══ INFORMATION SUPPLIED

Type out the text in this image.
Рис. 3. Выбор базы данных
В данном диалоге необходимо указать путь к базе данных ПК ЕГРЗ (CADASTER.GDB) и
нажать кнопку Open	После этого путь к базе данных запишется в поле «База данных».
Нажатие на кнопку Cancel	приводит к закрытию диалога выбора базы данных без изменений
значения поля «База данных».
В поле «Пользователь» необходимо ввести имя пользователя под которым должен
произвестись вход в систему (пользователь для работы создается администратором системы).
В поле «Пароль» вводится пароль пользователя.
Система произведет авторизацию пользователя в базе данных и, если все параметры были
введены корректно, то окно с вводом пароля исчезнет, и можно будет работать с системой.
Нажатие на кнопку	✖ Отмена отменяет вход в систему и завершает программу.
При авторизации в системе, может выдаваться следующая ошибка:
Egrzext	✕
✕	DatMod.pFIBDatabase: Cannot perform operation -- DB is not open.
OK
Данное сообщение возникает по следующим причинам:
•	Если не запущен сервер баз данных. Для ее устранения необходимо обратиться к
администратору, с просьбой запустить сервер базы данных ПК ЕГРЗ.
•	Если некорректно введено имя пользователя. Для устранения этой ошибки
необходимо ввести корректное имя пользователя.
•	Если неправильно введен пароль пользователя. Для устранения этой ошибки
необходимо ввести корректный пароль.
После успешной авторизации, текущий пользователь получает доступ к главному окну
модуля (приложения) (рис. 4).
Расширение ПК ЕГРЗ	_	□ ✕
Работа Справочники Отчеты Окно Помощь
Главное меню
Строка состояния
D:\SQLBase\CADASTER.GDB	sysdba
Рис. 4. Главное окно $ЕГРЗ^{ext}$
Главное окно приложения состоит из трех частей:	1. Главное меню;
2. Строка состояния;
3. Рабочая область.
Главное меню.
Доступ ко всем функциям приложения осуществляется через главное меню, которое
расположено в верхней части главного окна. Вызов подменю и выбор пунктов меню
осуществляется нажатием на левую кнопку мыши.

════

- _WHAT YOU WILL DO_
Work out how many lines of the data above hold the word "авторизации", and write only the count.

- _RIGHT ANSWER_
2